● GIVEN DATA:
▼

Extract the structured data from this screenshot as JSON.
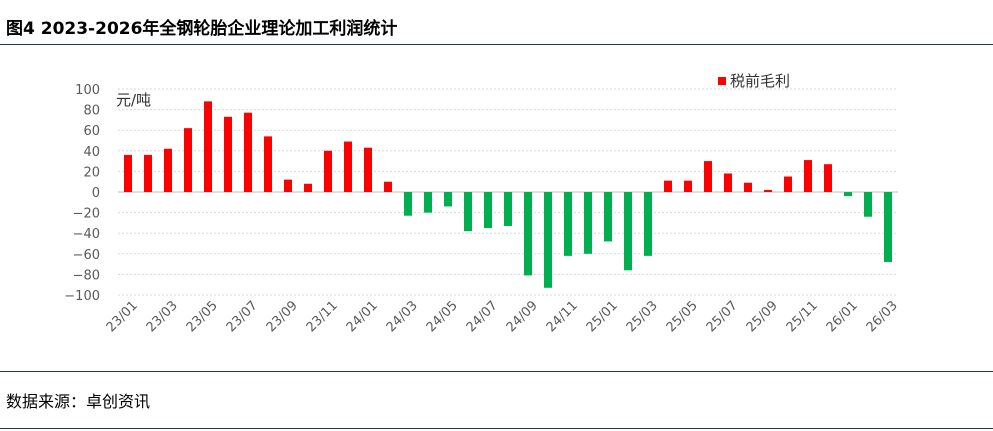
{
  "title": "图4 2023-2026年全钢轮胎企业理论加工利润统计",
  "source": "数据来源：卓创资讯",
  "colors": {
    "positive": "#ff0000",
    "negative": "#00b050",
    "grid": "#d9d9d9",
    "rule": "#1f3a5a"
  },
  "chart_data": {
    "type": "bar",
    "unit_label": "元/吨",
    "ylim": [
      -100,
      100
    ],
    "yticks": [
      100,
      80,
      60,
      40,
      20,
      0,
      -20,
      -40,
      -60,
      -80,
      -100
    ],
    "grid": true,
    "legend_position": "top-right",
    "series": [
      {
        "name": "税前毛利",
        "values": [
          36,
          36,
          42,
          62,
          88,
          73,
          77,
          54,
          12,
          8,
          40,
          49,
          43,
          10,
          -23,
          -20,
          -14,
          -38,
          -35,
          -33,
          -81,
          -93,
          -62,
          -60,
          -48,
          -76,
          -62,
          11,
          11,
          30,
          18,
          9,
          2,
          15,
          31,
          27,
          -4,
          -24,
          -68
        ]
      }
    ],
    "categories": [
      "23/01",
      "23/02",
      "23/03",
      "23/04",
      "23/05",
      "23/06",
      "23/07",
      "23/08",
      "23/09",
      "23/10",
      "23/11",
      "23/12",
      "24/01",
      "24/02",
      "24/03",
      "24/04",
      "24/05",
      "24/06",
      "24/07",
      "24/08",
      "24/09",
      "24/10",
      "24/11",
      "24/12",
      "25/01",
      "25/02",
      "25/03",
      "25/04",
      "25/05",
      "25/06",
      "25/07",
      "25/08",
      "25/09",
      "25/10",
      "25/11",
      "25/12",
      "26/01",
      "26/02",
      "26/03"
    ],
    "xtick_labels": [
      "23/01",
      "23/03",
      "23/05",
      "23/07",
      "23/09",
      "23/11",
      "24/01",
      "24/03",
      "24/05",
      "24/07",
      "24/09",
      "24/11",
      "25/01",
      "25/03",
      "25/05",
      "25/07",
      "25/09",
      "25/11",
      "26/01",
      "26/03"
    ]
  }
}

▲
▼

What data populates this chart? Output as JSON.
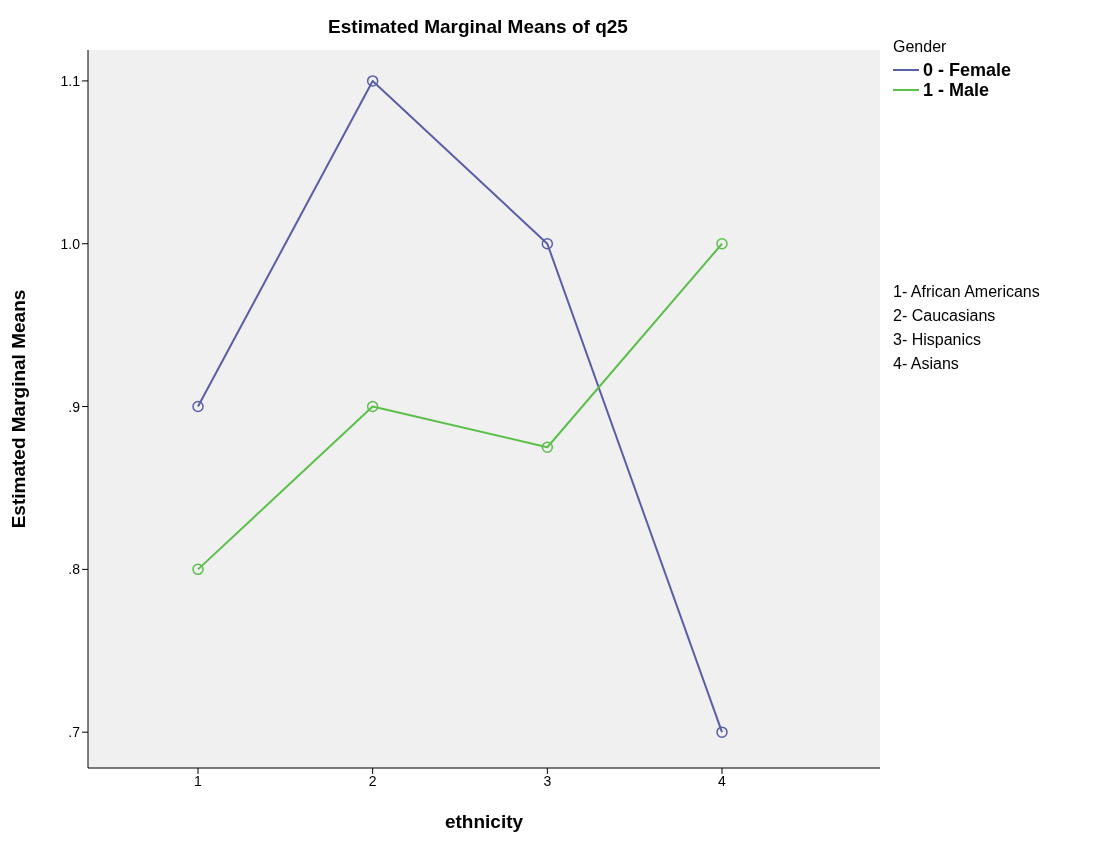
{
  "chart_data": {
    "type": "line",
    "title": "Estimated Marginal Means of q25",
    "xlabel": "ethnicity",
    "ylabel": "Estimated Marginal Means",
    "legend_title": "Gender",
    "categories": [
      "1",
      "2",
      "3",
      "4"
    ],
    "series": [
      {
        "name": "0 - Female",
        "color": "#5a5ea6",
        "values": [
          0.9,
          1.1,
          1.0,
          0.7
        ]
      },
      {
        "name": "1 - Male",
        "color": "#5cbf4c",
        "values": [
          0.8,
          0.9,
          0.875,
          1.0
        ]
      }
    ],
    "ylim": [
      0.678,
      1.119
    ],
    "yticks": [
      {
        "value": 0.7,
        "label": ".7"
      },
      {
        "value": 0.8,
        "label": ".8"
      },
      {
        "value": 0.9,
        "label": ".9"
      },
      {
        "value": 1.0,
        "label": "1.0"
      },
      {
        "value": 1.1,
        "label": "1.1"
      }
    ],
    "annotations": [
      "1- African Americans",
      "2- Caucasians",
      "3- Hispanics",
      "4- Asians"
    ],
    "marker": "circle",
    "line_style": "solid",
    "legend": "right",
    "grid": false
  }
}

▲
▼

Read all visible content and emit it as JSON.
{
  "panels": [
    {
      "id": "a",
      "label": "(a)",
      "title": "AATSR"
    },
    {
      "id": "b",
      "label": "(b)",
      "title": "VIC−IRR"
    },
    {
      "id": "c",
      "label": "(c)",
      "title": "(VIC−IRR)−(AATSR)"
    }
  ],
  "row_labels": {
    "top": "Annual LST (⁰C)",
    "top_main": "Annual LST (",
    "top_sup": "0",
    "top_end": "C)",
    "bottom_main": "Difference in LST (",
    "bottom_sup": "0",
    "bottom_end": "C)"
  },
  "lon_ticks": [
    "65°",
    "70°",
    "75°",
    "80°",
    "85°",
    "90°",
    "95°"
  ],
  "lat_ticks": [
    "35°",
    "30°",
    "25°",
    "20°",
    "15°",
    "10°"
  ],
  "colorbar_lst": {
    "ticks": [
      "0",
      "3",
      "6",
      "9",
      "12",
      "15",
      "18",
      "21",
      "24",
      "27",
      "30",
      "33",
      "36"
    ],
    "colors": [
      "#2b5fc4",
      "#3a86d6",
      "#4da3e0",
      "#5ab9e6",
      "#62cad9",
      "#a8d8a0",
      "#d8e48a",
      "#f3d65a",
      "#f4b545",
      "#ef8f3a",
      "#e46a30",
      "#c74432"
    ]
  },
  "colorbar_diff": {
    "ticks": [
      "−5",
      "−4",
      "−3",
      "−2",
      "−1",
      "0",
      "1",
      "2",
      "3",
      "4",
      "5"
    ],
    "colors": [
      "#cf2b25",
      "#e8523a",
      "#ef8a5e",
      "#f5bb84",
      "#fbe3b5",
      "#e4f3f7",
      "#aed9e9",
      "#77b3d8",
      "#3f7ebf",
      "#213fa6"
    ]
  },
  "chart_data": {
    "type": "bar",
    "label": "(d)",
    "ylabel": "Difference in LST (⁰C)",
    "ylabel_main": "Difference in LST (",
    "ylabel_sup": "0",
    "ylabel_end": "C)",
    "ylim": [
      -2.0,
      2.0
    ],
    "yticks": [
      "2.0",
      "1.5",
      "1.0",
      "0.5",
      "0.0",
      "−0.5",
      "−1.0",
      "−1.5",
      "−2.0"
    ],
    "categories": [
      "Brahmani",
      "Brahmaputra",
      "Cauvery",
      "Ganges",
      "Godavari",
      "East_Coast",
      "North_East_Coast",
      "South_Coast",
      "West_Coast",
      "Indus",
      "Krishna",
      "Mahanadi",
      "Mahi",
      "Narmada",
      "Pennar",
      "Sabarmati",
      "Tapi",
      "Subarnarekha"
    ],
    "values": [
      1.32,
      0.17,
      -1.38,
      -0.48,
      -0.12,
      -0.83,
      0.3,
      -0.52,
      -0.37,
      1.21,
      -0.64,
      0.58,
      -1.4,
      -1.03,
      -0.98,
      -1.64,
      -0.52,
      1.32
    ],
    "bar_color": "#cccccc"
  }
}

▲

● WHAT THIS TASK INVOLVES:
Copy every line of the listing that includes the string "JSON".

● ANSWER BELOW:
Extract the structured data from this screenshot as JSON.
What data populates this chart? Output as JSON.
Read all visible content and emit it as JSON.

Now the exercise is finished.